**Your objective**
Pictures do not belong in the copy. Return all of the entries exactly.
Task inputs start
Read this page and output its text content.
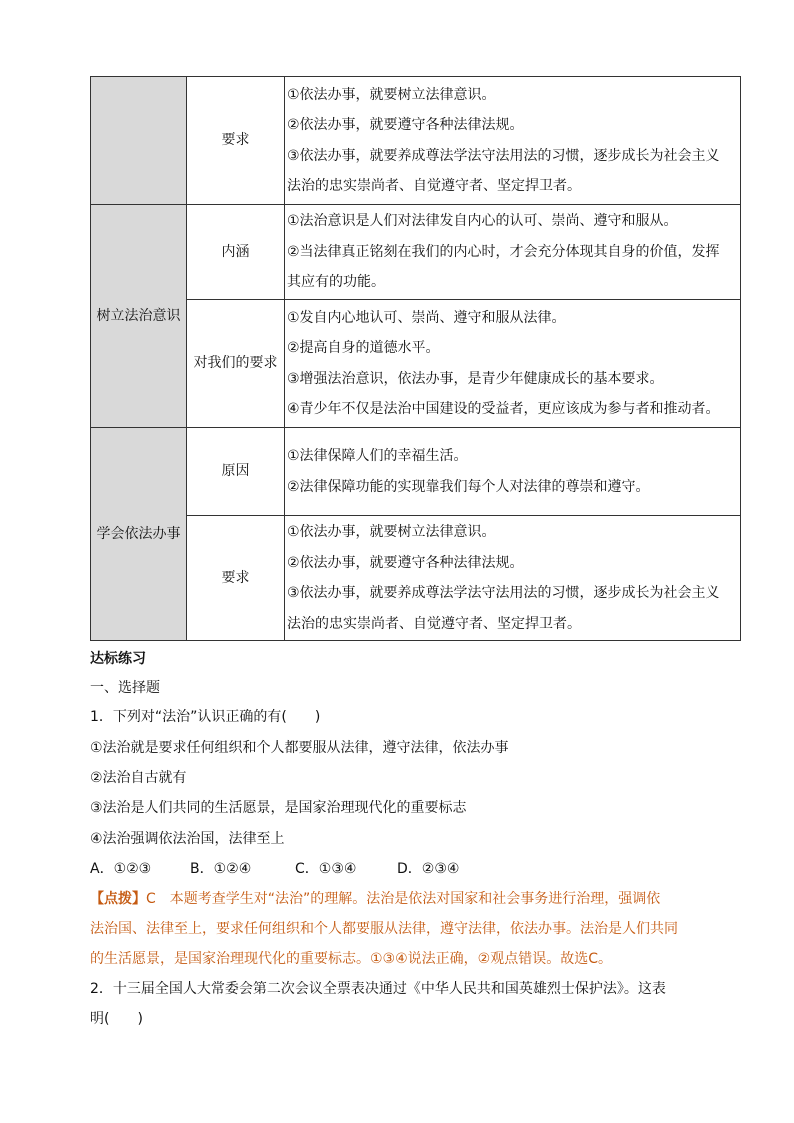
	要求	①依法办事，就要树立法律意识。
②依法办事，就要遵守各种法律法规。
③依法办事，就要养成尊法学法守法用法的习惯，逐步成长为社会主义
法治的忠实崇尚者、自觉遵守者、坚定捍卫者。

树立法治意识	内涵	①法治意识是人们对法律发自内心的认可、崇尚、遵守和服从。
②当法律真正铭刻在我们的内心时，才会充分体现其自身的价值，发挥
其应有的功能。

	对我们的要求	①发自内心地认可、崇尚、遵守和服从法律。
②提高自身的道德水平。
③增强法治意识，依法办事，是青少年健康成长的基本要求。
④青少年不仅是法治中国建设的受益者，更应该成为参与者和推动者。

学会依法办事	原因	①法律保障人们的幸福生活。
②法律保障功能的实现靠我们每个人对法律的尊崇和遵守。

	要求	①依法办事，就要树立法律意识。
②依法办事，就要遵守各种法律法规。
③依法办事，就要养成尊法学法守法用法的习惯，逐步成长为社会主义
法治的忠实崇尚者、自觉遵守者、坚定捍卫者。
达标练习
一、选择题
1．下列对“法治”认识正确的有(　　)
①法治就是要求任何组织和个人都要服从法律，遵守法律，依法办事
②法治自古就有
③法治是人们共同的生活愿景，是国家治理现代化的重要标志
④法治强调依法治国，法律至上
A．①②③	B．①②④	C．①③④	D．②③④
【点拨】C　本题考查学生对“法治”的理解。法治是依法对国家和社会事务进行治理，强调依
法治国、法律至上，要求任何组织和个人都要服从法律，遵守法律，依法办事。法治是人们共同
的生活愿景，是国家治理现代化的重要标志。①③④说法正确，②观点错误。故选C。
2．十三届全国人大常委会第二次会议全票表决通过《中华人民共和国英雄烈士保护法》。这表
明(　　)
Task inputs end
**Final answer**
Read this page and output its text content.
	要求	①依法办事，就要树立法律意识。
②依法办事，就要遵守各种法律法规。
③依法办事，就要养成尊法学法守法用法的习惯，逐步成长为社会主义
法治的忠实崇尚者、自觉遵守者、坚定捍卫者。

树立法治意识	内涵	①法治意识是人们对法律发自内心的认可、崇尚、遵守和服从。
②当法律真正铭刻在我们的内心时，才会充分体现其自身的价值，发挥
其应有的功能。

	对我们的要求	①发自内心地认可、崇尚、遵守和服从法律。
②提高自身的道德水平。
③增强法治意识，依法办事，是青少年健康成长的基本要求。
④青少年不仅是法治中国建设的受益者，更应该成为参与者和推动者。

学会依法办事	原因	①法律保障人们的幸福生活。
②法律保障功能的实现靠我们每个人对法律的尊崇和遵守。

	要求	①依法办事，就要树立法律意识。
②依法办事，就要遵守各种法律法规。
③依法办事，就要养成尊法学法守法用法的习惯，逐步成长为社会主义
法治的忠实崇尚者、自觉遵守者、坚定捍卫者。
达标练习
一、选择题
1．下列对“法治”认识正确的有(　　)
①法治就是要求任何组织和个人都要服从法律，遵守法律，依法办事
②法治自古就有
③法治是人们共同的生活愿景，是国家治理现代化的重要标志
④法治强调依法治国，法律至上
A．①②③	B．①②④	C．①③④	D．②③④
【点拨】C　本题考查学生对“法治”的理解。法治是依法对国家和社会事务进行治理，强调依
法治国、法律至上，要求任何组织和个人都要服从法律，遵守法律，依法办事。法治是人们共同
的生活愿景，是国家治理现代化的重要标志。①③④说法正确，②观点错误。故选C。
2．十三届全国人大常委会第二次会议全票表决通过《中华人民共和国英雄烈士保护法》。这表
明(　　)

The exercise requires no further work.